--- Start ---
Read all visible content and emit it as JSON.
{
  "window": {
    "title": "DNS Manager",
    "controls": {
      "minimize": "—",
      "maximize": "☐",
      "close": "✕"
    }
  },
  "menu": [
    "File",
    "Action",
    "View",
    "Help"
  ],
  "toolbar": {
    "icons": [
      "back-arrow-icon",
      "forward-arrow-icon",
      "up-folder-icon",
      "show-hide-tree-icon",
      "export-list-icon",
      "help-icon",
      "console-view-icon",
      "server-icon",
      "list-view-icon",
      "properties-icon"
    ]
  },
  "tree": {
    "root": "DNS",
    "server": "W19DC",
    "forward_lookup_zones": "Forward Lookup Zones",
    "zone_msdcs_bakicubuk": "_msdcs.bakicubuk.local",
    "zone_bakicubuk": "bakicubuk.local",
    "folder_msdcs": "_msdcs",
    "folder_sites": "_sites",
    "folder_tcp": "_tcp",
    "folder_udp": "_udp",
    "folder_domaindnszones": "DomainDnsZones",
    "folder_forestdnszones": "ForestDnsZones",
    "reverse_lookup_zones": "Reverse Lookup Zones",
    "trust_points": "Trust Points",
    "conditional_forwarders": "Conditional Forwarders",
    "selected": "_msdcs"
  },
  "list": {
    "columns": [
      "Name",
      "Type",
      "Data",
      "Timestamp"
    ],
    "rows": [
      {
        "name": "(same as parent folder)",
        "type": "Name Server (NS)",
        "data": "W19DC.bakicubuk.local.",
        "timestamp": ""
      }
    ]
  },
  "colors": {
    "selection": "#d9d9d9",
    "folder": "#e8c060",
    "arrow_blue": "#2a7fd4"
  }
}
--- End ---
Your task is to quote the listing above word for word.

Read all visible content and emit it as JSON.
{
  "window": {
    "title": "DNS Manager",
    "controls": {
      "minimize": "—",
      "maximize": "☐",
      "close": "✕"
    }
  },
  "menu": [
    "File",
    "Action",
    "View",
    "Help"
  ],
  "toolbar": {
    "icons": [
      "back-arrow-icon",
      "forward-arrow-icon",
      "up-folder-icon",
      "show-hide-tree-icon",
      "export-list-icon",
      "help-icon",
      "console-view-icon",
      "server-icon",
      "list-view-icon",
      "properties-icon"
    ]
  },
  "tree": {
    "root": "DNS",
    "server": "W19DC",
    "forward_lookup_zones": "Forward Lookup Zones",
    "zone_msdcs_bakicubuk": "_msdcs.bakicubuk.local",
    "zone_bakicubuk": "bakicubuk.local",
    "folder_msdcs": "_msdcs",
    "folder_sites": "_sites",
    "folder_tcp": "_tcp",
    "folder_udp": "_udp",
    "folder_domaindnszones": "DomainDnsZones",
    "folder_forestdnszones": "ForestDnsZones",
    "reverse_lookup_zones": "Reverse Lookup Zones",
    "trust_points": "Trust Points",
    "conditional_forwarders": "Conditional Forwarders",
    "selected": "_msdcs"
  },
  "list": {
    "columns": [
      "Name",
      "Type",
      "Data",
      "Timestamp"
    ],
    "rows": [
      {
        "name": "(same as parent folder)",
        "type": "Name Server (NS)",
        "data": "W19DC.bakicubuk.local.",
        "timestamp": ""
      }
    ]
  },
  "colors": {
    "selection": "#d9d9d9",
    "folder": "#e8c060",
    "arrow_blue": "#2a7fd4"
  }
}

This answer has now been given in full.